▸ SHORT PROBLEM: Leave out any picture and return the remaining listing below exactly as given.

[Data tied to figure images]
□ □ □ □
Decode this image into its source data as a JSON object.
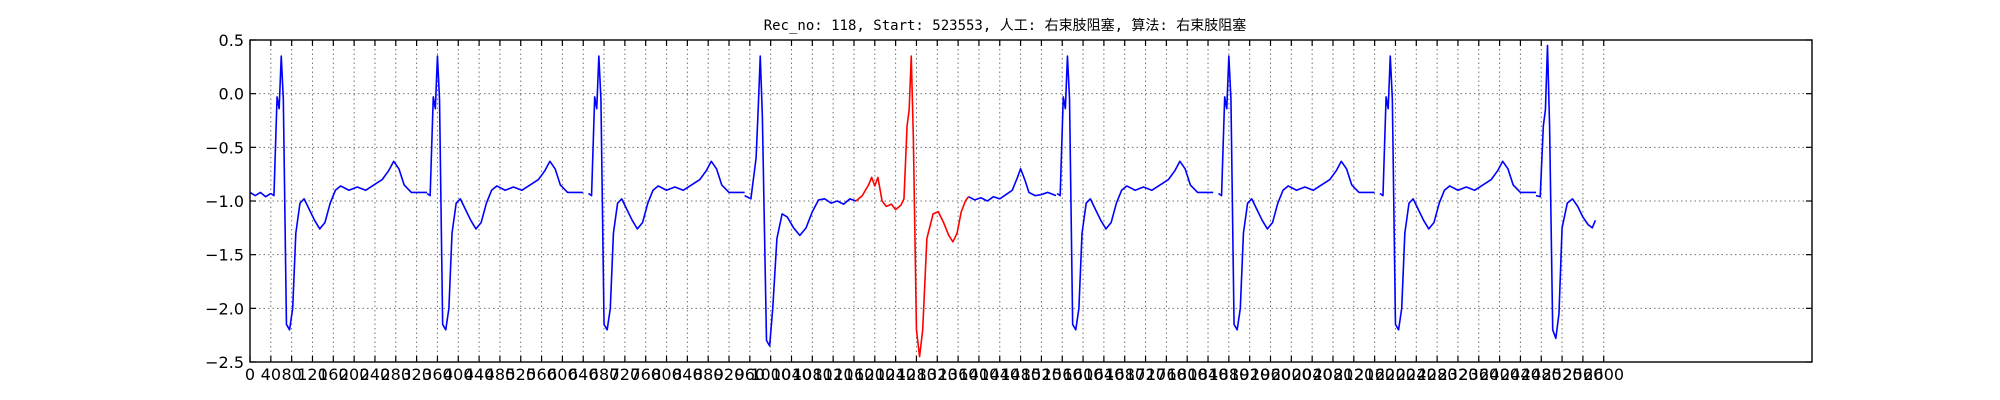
{
  "chart_data": {
    "type": "line",
    "title": "Rec_no: 118, Start: 523553, 人工: 右束肢阻塞, 算法: 右束肢阻塞",
    "xlabel": "",
    "ylabel": "",
    "xlim": [
      0,
      3000
    ],
    "ylim": [
      -2.5,
      0.5
    ],
    "x_ticks": [
      0,
      40,
      80,
      120,
      160,
      200,
      240,
      280,
      320,
      360,
      400,
      440,
      480,
      520,
      560,
      600,
      640,
      680,
      720,
      760,
      800,
      840,
      880,
      920,
      960,
      1000,
      1040,
      1080,
      1120,
      1160,
      1200,
      1240,
      1280,
      1320,
      1360,
      1400,
      1440,
      1480,
      1520,
      1560,
      1600,
      1640,
      1680,
      1720,
      1760,
      1800,
      1840,
      1880,
      1920,
      1960,
      2000,
      2040,
      2080,
      2120,
      2160,
      2200,
      2240,
      2280,
      2320,
      2360,
      2400,
      2440,
      2480,
      2520,
      2560,
      2600
    ],
    "x_tick_labels": [
      "0",
      "40",
      "80",
      "120",
      "160",
      "200",
      "240",
      "280",
      "320",
      "360",
      "400",
      "440",
      "480",
      "520",
      "560",
      "600",
      "640",
      "680",
      "720",
      "760",
      "800",
      "840",
      "880",
      "920",
      "960",
      "1000",
      "1040",
      "1080",
      "1120",
      "1160",
      "1200",
      "1240",
      "1280",
      "1320",
      "1360",
      "1400",
      "1440",
      "1480",
      "1520",
      "1560",
      "1600",
      "1640",
      "1680",
      "1720",
      "1760",
      "1800",
      "1840",
      "1880",
      "1920",
      "1960",
      "2000",
      "2040",
      "2080",
      "2120",
      "2160",
      "2200",
      "2240",
      "2280",
      "2320",
      "2360",
      "2400",
      "2440",
      "2480",
      "2520",
      "2560",
      "2600"
    ],
    "y_ticks": [
      0.5,
      0.0,
      -0.5,
      -1.0,
      -1.5,
      -2.0,
      -2.5
    ],
    "y_tick_labels": [
      "0.5",
      "0.0",
      "−0.5",
      "−1.0",
      "−1.5",
      "−2.0",
      "−2.5"
    ],
    "grid": true,
    "colors": {
      "normal": "#0000ff",
      "highlight": "#ff0000"
    },
    "beat_template": [
      [
        0,
        -0.93
      ],
      [
        6,
        -0.95
      ],
      [
        12,
        -0.03
      ],
      [
        16,
        -0.14
      ],
      [
        20,
        0.35
      ],
      [
        24,
        -0.05
      ],
      [
        30,
        -2.15
      ],
      [
        36,
        -2.2
      ],
      [
        42,
        -2.0
      ],
      [
        48,
        -1.3
      ],
      [
        56,
        -1.02
      ],
      [
        64,
        -0.98
      ],
      [
        74,
        -1.08
      ],
      [
        84,
        -1.18
      ],
      [
        94,
        -1.26
      ],
      [
        104,
        -1.2
      ],
      [
        114,
        -1.02
      ],
      [
        124,
        -0.9
      ],
      [
        134,
        -0.86
      ],
      [
        150,
        -0.9
      ],
      [
        166,
        -0.87
      ],
      [
        182,
        -0.9
      ],
      [
        198,
        -0.85
      ],
      [
        214,
        -0.8
      ],
      [
        226,
        -0.72
      ],
      [
        236,
        -0.63
      ],
      [
        246,
        -0.7
      ],
      [
        256,
        -0.85
      ],
      [
        270,
        -0.92
      ],
      [
        300,
        -0.92
      ]
    ],
    "series": [
      {
        "color": "normal",
        "values": [
          [
            0,
            -0.92
          ],
          [
            10,
            -0.95
          ],
          [
            20,
            -0.92
          ],
          [
            30,
            -0.96
          ],
          [
            40,
            -0.93
          ]
        ]
      },
      {
        "color": "normal",
        "beat": true,
        "start": 40
      },
      {
        "color": "normal",
        "beat": true,
        "start": 340
      },
      {
        "color": "normal",
        "beat": true,
        "start": 650
      },
      {
        "color": "normal",
        "values": [
          [
            950,
            -0.95
          ],
          [
            962,
            -0.98
          ],
          [
            972,
            -0.6
          ],
          [
            976,
            -0.15
          ],
          [
            980,
            0.35
          ],
          [
            984,
            -0.2
          ],
          [
            992,
            -2.3
          ],
          [
            998,
            -2.35
          ],
          [
            1004,
            -2.0
          ],
          [
            1012,
            -1.35
          ],
          [
            1022,
            -1.12
          ],
          [
            1032,
            -1.15
          ],
          [
            1044,
            -1.25
          ],
          [
            1056,
            -1.32
          ],
          [
            1068,
            -1.25
          ],
          [
            1080,
            -1.1
          ],
          [
            1092,
            -0.99
          ],
          [
            1104,
            -0.98
          ],
          [
            1116,
            -1.02
          ],
          [
            1128,
            -1.0
          ],
          [
            1140,
            -1.03
          ],
          [
            1152,
            -0.98
          ],
          [
            1164,
            -1.0
          ]
        ]
      },
      {
        "color": "highlight",
        "values": [
          [
            1164,
            -1.0
          ],
          [
            1176,
            -0.95
          ],
          [
            1188,
            -0.85
          ],
          [
            1194,
            -0.78
          ],
          [
            1200,
            -0.86
          ],
          [
            1206,
            -0.78
          ],
          [
            1214,
            -1.0
          ],
          [
            1222,
            -1.05
          ],
          [
            1232,
            -1.03
          ],
          [
            1240,
            -1.08
          ],
          [
            1250,
            -1.04
          ],
          [
            1256,
            -0.98
          ],
          [
            1262,
            -0.3
          ],
          [
            1266,
            -0.15
          ],
          [
            1270,
            0.35
          ],
          [
            1274,
            -0.4
          ],
          [
            1280,
            -2.2
          ],
          [
            1286,
            -2.45
          ],
          [
            1292,
            -2.2
          ],
          [
            1300,
            -1.35
          ],
          [
            1312,
            -1.12
          ],
          [
            1322,
            -1.1
          ],
          [
            1332,
            -1.2
          ],
          [
            1342,
            -1.32
          ],
          [
            1350,
            -1.38
          ],
          [
            1358,
            -1.3
          ],
          [
            1366,
            -1.1
          ],
          [
            1374,
            -1.0
          ],
          [
            1380,
            -0.96
          ]
        ]
      },
      {
        "color": "normal",
        "values": [
          [
            1380,
            -0.96
          ],
          [
            1392,
            -0.99
          ],
          [
            1404,
            -0.97
          ],
          [
            1416,
            -1.0
          ],
          [
            1428,
            -0.96
          ],
          [
            1440,
            -0.98
          ],
          [
            1452,
            -0.94
          ],
          [
            1464,
            -0.9
          ],
          [
            1474,
            -0.78
          ],
          [
            1480,
            -0.7
          ],
          [
            1488,
            -0.8
          ],
          [
            1496,
            -0.92
          ],
          [
            1508,
            -0.95
          ],
          [
            1520,
            -0.94
          ],
          [
            1532,
            -0.92
          ],
          [
            1548,
            -0.95
          ]
        ]
      },
      {
        "color": "normal",
        "beat": true,
        "start": 1550
      },
      {
        "color": "normal",
        "beat": true,
        "start": 1860
      },
      {
        "color": "normal",
        "beat": true,
        "start": 2170
      },
      {
        "color": "normal",
        "values": [
          [
            2470,
            -0.95
          ],
          [
            2478,
            -0.96
          ],
          [
            2484,
            -0.3
          ],
          [
            2488,
            -0.15
          ],
          [
            2492,
            0.45
          ],
          [
            2496,
            -0.3
          ],
          [
            2502,
            -2.2
          ],
          [
            2508,
            -2.28
          ],
          [
            2514,
            -2.05
          ],
          [
            2520,
            -1.25
          ],
          [
            2530,
            -1.02
          ],
          [
            2540,
            -0.98
          ],
          [
            2550,
            -1.05
          ],
          [
            2560,
            -1.15
          ],
          [
            2570,
            -1.22
          ],
          [
            2578,
            -1.25
          ],
          [
            2584,
            -1.18
          ]
        ]
      }
    ]
  }
}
□ □ □ □
▸ COMPLETE RESPONSE:
Decode this image into its source data as a JSON object.
{
  "chart_data": {
    "type": "line",
    "title": "Rec_no: 118, Start: 523553, 人工: 右束肢阻塞, 算法: 右束肢阻塞",
    "xlabel": "",
    "ylabel": "",
    "xlim": [
      0,
      3000
    ],
    "ylim": [
      -2.5,
      0.5
    ],
    "x_ticks": [
      0,
      40,
      80,
      120,
      160,
      200,
      240,
      280,
      320,
      360,
      400,
      440,
      480,
      520,
      560,
      600,
      640,
      680,
      720,
      760,
      800,
      840,
      880,
      920,
      960,
      1000,
      1040,
      1080,
      1120,
      1160,
      1200,
      1240,
      1280,
      1320,
      1360,
      1400,
      1440,
      1480,
      1520,
      1560,
      1600,
      1640,
      1680,
      1720,
      1760,
      1800,
      1840,
      1880,
      1920,
      1960,
      2000,
      2040,
      2080,
      2120,
      2160,
      2200,
      2240,
      2280,
      2320,
      2360,
      2400,
      2440,
      2480,
      2520,
      2560,
      2600
    ],
    "x_tick_labels": [
      "0",
      "40",
      "80",
      "120",
      "160",
      "200",
      "240",
      "280",
      "320",
      "360",
      "400",
      "440",
      "480",
      "520",
      "560",
      "600",
      "640",
      "680",
      "720",
      "760",
      "800",
      "840",
      "880",
      "920",
      "960",
      "1000",
      "1040",
      "1080",
      "1120",
      "1160",
      "1200",
      "1240",
      "1280",
      "1320",
      "1360",
      "1400",
      "1440",
      "1480",
      "1520",
      "1560",
      "1600",
      "1640",
      "1680",
      "1720",
      "1760",
      "1800",
      "1840",
      "1880",
      "1920",
      "1960",
      "2000",
      "2040",
      "2080",
      "2120",
      "2160",
      "2200",
      "2240",
      "2280",
      "2320",
      "2360",
      "2400",
      "2440",
      "2480",
      "2520",
      "2560",
      "2600"
    ],
    "y_ticks": [
      0.5,
      0.0,
      -0.5,
      -1.0,
      -1.5,
      -2.0,
      -2.5
    ],
    "y_tick_labels": [
      "0.5",
      "0.0",
      "−0.5",
      "−1.0",
      "−1.5",
      "−2.0",
      "−2.5"
    ],
    "grid": true,
    "colors": {
      "normal": "#0000ff",
      "highlight": "#ff0000"
    },
    "beat_template": [
      [
        0,
        -0.93
      ],
      [
        6,
        -0.95
      ],
      [
        12,
        -0.03
      ],
      [
        16,
        -0.14
      ],
      [
        20,
        0.35
      ],
      [
        24,
        -0.05
      ],
      [
        30,
        -2.15
      ],
      [
        36,
        -2.2
      ],
      [
        42,
        -2.0
      ],
      [
        48,
        -1.3
      ],
      [
        56,
        -1.02
      ],
      [
        64,
        -0.98
      ],
      [
        74,
        -1.08
      ],
      [
        84,
        -1.18
      ],
      [
        94,
        -1.26
      ],
      [
        104,
        -1.2
      ],
      [
        114,
        -1.02
      ],
      [
        124,
        -0.9
      ],
      [
        134,
        -0.86
      ],
      [
        150,
        -0.9
      ],
      [
        166,
        -0.87
      ],
      [
        182,
        -0.9
      ],
      [
        198,
        -0.85
      ],
      [
        214,
        -0.8
      ],
      [
        226,
        -0.72
      ],
      [
        236,
        -0.63
      ],
      [
        246,
        -0.7
      ],
      [
        256,
        -0.85
      ],
      [
        270,
        -0.92
      ],
      [
        300,
        -0.92
      ]
    ],
    "series": [
      {
        "color": "normal",
        "values": [
          [
            0,
            -0.92
          ],
          [
            10,
            -0.95
          ],
          [
            20,
            -0.92
          ],
          [
            30,
            -0.96
          ],
          [
            40,
            -0.93
          ]
        ]
      },
      {
        "color": "normal",
        "beat": true,
        "start": 40
      },
      {
        "color": "normal",
        "beat": true,
        "start": 340
      },
      {
        "color": "normal",
        "beat": true,
        "start": 650
      },
      {
        "color": "normal",
        "values": [
          [
            950,
            -0.95
          ],
          [
            962,
            -0.98
          ],
          [
            972,
            -0.6
          ],
          [
            976,
            -0.15
          ],
          [
            980,
            0.35
          ],
          [
            984,
            -0.2
          ],
          [
            992,
            -2.3
          ],
          [
            998,
            -2.35
          ],
          [
            1004,
            -2.0
          ],
          [
            1012,
            -1.35
          ],
          [
            1022,
            -1.12
          ],
          [
            1032,
            -1.15
          ],
          [
            1044,
            -1.25
          ],
          [
            1056,
            -1.32
          ],
          [
            1068,
            -1.25
          ],
          [
            1080,
            -1.1
          ],
          [
            1092,
            -0.99
          ],
          [
            1104,
            -0.98
          ],
          [
            1116,
            -1.02
          ],
          [
            1128,
            -1.0
          ],
          [
            1140,
            -1.03
          ],
          [
            1152,
            -0.98
          ],
          [
            1164,
            -1.0
          ]
        ]
      },
      {
        "color": "highlight",
        "values": [
          [
            1164,
            -1.0
          ],
          [
            1176,
            -0.95
          ],
          [
            1188,
            -0.85
          ],
          [
            1194,
            -0.78
          ],
          [
            1200,
            -0.86
          ],
          [
            1206,
            -0.78
          ],
          [
            1214,
            -1.0
          ],
          [
            1222,
            -1.05
          ],
          [
            1232,
            -1.03
          ],
          [
            1240,
            -1.08
          ],
          [
            1250,
            -1.04
          ],
          [
            1256,
            -0.98
          ],
          [
            1262,
            -0.3
          ],
          [
            1266,
            -0.15
          ],
          [
            1270,
            0.35
          ],
          [
            1274,
            -0.4
          ],
          [
            1280,
            -2.2
          ],
          [
            1286,
            -2.45
          ],
          [
            1292,
            -2.2
          ],
          [
            1300,
            -1.35
          ],
          [
            1312,
            -1.12
          ],
          [
            1322,
            -1.1
          ],
          [
            1332,
            -1.2
          ],
          [
            1342,
            -1.32
          ],
          [
            1350,
            -1.38
          ],
          [
            1358,
            -1.3
          ],
          [
            1366,
            -1.1
          ],
          [
            1374,
            -1.0
          ],
          [
            1380,
            -0.96
          ]
        ]
      },
      {
        "color": "normal",
        "values": [
          [
            1380,
            -0.96
          ],
          [
            1392,
            -0.99
          ],
          [
            1404,
            -0.97
          ],
          [
            1416,
            -1.0
          ],
          [
            1428,
            -0.96
          ],
          [
            1440,
            -0.98
          ],
          [
            1452,
            -0.94
          ],
          [
            1464,
            -0.9
          ],
          [
            1474,
            -0.78
          ],
          [
            1480,
            -0.7
          ],
          [
            1488,
            -0.8
          ],
          [
            1496,
            -0.92
          ],
          [
            1508,
            -0.95
          ],
          [
            1520,
            -0.94
          ],
          [
            1532,
            -0.92
          ],
          [
            1548,
            -0.95
          ]
        ]
      },
      {
        "color": "normal",
        "beat": true,
        "start": 1550
      },
      {
        "color": "normal",
        "beat": true,
        "start": 1860
      },
      {
        "color": "normal",
        "beat": true,
        "start": 2170
      },
      {
        "color": "normal",
        "values": [
          [
            2470,
            -0.95
          ],
          [
            2478,
            -0.96
          ],
          [
            2484,
            -0.3
          ],
          [
            2488,
            -0.15
          ],
          [
            2492,
            0.45
          ],
          [
            2496,
            -0.3
          ],
          [
            2502,
            -2.2
          ],
          [
            2508,
            -2.28
          ],
          [
            2514,
            -2.05
          ],
          [
            2520,
            -1.25
          ],
          [
            2530,
            -1.02
          ],
          [
            2540,
            -0.98
          ],
          [
            2550,
            -1.05
          ],
          [
            2560,
            -1.15
          ],
          [
            2570,
            -1.22
          ],
          [
            2578,
            -1.25
          ],
          [
            2584,
            -1.18
          ]
        ]
      }
    ]
  }
}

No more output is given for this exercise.